• _SET PROBLEM_:
Reproduce all of the material below word for word, but leave the pictures out of your answer.

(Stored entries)
==================================================
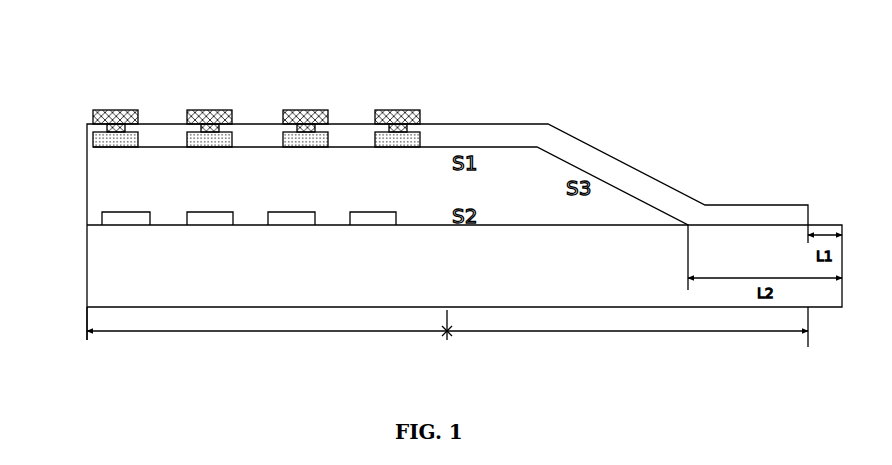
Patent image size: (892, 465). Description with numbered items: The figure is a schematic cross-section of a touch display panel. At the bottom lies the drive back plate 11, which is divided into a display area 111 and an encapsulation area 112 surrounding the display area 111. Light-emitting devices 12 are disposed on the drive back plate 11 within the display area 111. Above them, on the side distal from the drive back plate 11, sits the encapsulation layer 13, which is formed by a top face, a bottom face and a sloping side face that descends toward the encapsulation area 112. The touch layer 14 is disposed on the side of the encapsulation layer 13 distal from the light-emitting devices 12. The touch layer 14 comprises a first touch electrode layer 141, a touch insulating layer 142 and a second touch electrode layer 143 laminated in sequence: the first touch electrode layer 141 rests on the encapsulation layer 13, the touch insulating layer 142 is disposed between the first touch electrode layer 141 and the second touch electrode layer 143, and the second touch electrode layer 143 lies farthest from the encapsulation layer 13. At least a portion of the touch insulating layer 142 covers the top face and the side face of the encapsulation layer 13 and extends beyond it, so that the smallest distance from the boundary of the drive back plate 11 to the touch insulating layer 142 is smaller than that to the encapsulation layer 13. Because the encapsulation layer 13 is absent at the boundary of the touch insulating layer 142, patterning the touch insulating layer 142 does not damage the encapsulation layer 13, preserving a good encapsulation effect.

The drive back plate 11 is at (100, 265).
The display area 111 is at (270, 333).
The encapsulation area 112 is at (638, 333).
The light-emitting device 12 is at (100, 220).
The encapsulation layer 13 is at (100, 178).
The touch layer 14 is at (320, 76).
The first touch electrode layer 141 is at (142, 133).
The touch insulating layer 142 is at (159, 57).
The second touch electrode layer 143 is at (329, 111).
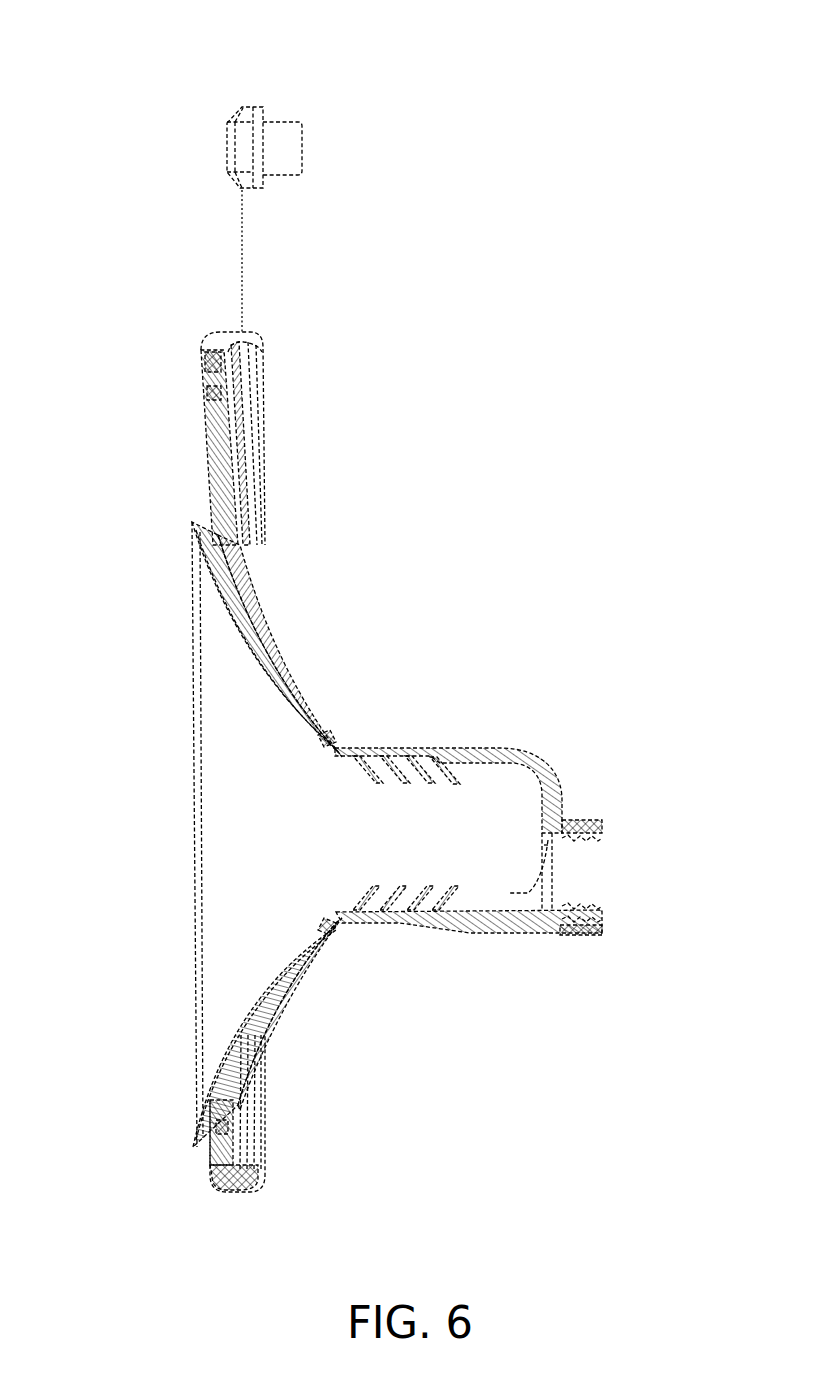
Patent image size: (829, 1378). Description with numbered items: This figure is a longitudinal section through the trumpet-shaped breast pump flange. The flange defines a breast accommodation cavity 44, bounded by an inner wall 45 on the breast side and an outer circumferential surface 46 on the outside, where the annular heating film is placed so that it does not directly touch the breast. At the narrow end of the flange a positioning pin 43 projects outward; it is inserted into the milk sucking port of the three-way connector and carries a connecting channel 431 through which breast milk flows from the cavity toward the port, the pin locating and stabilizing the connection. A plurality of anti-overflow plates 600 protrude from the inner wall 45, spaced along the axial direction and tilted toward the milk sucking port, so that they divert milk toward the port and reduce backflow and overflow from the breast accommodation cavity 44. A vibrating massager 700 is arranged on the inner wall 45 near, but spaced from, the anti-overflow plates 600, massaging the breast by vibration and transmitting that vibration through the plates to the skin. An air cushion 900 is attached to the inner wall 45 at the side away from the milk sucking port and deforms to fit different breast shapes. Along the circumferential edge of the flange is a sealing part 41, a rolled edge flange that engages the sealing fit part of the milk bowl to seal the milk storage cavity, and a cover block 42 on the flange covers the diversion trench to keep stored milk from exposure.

The sealing part 41 is at (255, 1175).
The cover block 42 is at (262, 143).
The positioning pin 43 is at (580, 920).
The connecting channel 431 is at (574, 879).
The breast accommodation cavity 44 is at (236, 797).
The inner wall 45 is at (497, 763).
The outer circumferential surface 46 is at (397, 920).
The anti-overflow plates 600 is at (437, 765).
The vibrating massager 700 is at (325, 740).
The air cushion 900 is at (228, 1053).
==================================================
• _RESPONSE TO THIS TASK_:
Patent image size: (892, 465). Description with numbered items: The figure is a schematic cross-section of a touch display panel. At the bottom lies the drive back plate 11, which is divided into a display area 111 and an encapsulation area 112 surrounding the display area 111. Light-emitting devices 12 are disposed on the drive back plate 11 within the display area 111. Above them, on the side distal from the drive back plate 11, sits the encapsulation layer 13, which is formed by a top face, a bottom face and a sloping side face that descends toward the encapsulation area 112. The touch layer 14 is disposed on the side of the encapsulation layer 13 distal from the light-emitting devices 12. The touch layer 14 comprises a first touch electrode layer 141, a touch insulating layer 142 and a second touch electrode layer 143 laminated in sequence: the first touch electrode layer 141 rests on the encapsulation layer 13, the touch insulating layer 142 is disposed between the first touch electrode layer 141 and the second touch electrode layer 143, and the second touch electrode layer 143 lies farthest from the encapsulation layer 13. At least a portion of the touch insulating layer 142 covers the top face and the side face of the encapsulation layer 13 and extends beyond it, so that the smallest distance from the boundary of the drive back plate 11 to the touch insulating layer 142 is smaller than that to the encapsulation layer 13. Because the encapsulation layer 13 is absent at the boundary of the touch insulating layer 142, patterning the touch insulating layer 142 does not damage the encapsulation layer 13, preserving a good encapsulation effect.

The drive back plate 11 is at (100, 265).
The display area 111 is at (270, 333).
The encapsulation area 112 is at (638, 333).
The light-emitting device 12 is at (100, 220).
The encapsulation layer 13 is at (100, 178).
The touch layer 14 is at (320, 76).
The first touch electrode layer 141 is at (142, 133).
The touch insulating layer 142 is at (159, 57).
The second touch electrode layer 143 is at (329, 111).
Patent image size: (829, 1378). Description with numbered items: This figure is a longitudinal section through the trumpet-shaped breast pump flange. The flange defines a breast accommodation cavity 44, bounded by an inner wall 45 on the breast side and an outer circumferential surface 46 on the outside, where the annular heating film is placed so that it does not directly touch the breast. At the narrow end of the flange a positioning pin 43 projects outward; it is inserted into the milk sucking port of the three-way connector and carries a connecting channel 431 through which breast milk flows from the cavity toward the port, the pin locating and stabilizing the connection. A plurality of anti-overflow plates 600 protrude from the inner wall 45, spaced along the axial direction and tilted toward the milk sucking port, so that they divert milk toward the port and reduce backflow and overflow from the breast accommodation cavity 44. A vibrating massager 700 is arranged on the inner wall 45 near, but spaced from, the anti-overflow plates 600, massaging the breast by vibration and transmitting that vibration through the plates to the skin. An air cushion 900 is attached to the inner wall 45 at the side away from the milk sucking port and deforms to fit different breast shapes. Along the circumferential edge of the flange is a sealing part 41, a rolled edge flange that engages the sealing fit part of the milk bowl to seal the milk storage cavity, and a cover block 42 on the flange covers the diversion trench to keep stored milk from exposure.

The sealing part 41 is at (255, 1175).
The cover block 42 is at (262, 143).
The positioning pin 43 is at (580, 920).
The connecting channel 431 is at (574, 879).
The breast accommodation cavity 44 is at (236, 797).
The inner wall 45 is at (497, 763).
The outer circumferential surface 46 is at (397, 920).
The anti-overflow plates 600 is at (437, 765).
The vibrating massager 700 is at (325, 740).
The air cushion 900 is at (228, 1053).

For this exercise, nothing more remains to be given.